> **TASK BRIEF**: Check each line of the listing below for the string "waren", and copy the ones that have it.

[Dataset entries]
::::::

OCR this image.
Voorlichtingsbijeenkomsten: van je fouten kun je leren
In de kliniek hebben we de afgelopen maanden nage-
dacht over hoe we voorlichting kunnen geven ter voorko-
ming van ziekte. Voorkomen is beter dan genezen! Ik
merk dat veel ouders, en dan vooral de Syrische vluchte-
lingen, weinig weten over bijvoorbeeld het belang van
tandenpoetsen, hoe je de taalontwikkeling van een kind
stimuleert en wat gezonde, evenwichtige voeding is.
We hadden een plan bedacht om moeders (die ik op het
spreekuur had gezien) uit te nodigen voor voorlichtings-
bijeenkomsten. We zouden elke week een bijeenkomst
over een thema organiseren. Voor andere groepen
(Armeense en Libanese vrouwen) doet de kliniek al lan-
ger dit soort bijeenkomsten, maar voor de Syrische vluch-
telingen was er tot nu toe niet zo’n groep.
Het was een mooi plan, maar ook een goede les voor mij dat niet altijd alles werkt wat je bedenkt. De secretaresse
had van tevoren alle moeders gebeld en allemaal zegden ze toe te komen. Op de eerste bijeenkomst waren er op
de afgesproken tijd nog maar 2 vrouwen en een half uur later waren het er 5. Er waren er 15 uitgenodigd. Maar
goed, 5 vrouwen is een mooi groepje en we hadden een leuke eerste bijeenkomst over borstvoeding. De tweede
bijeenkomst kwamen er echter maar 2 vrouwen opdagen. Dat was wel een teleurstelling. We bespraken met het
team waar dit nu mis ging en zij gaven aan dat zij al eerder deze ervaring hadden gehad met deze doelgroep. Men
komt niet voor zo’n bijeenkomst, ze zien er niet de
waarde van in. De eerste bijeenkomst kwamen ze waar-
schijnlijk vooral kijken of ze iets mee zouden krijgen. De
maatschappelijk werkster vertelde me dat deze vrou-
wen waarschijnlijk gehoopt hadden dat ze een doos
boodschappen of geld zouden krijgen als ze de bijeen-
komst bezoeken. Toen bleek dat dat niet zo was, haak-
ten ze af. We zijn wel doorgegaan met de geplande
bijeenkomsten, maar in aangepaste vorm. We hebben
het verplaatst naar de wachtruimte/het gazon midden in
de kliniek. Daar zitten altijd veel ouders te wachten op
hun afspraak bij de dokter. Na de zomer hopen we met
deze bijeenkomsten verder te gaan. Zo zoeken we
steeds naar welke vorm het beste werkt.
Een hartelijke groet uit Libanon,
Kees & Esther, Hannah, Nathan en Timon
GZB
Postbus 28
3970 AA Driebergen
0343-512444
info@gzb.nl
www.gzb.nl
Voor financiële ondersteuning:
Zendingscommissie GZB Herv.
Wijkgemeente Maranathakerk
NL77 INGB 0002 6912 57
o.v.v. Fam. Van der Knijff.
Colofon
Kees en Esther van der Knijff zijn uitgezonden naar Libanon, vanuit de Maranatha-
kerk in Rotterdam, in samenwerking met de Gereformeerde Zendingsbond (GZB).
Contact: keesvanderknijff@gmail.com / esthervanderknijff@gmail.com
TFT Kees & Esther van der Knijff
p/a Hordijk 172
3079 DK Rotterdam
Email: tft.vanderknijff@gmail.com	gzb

::::::

> **SOLUTION BELOW**:
had van tevoren alle moeders gebeld en allemaal zegden ze toe te komen. Op de eerste bijeenkomst waren er op
de afgesproken tijd nog maar 2 vrouwen en een half uur later waren het er 5. Er waren er 15 uitgenodigd. Maar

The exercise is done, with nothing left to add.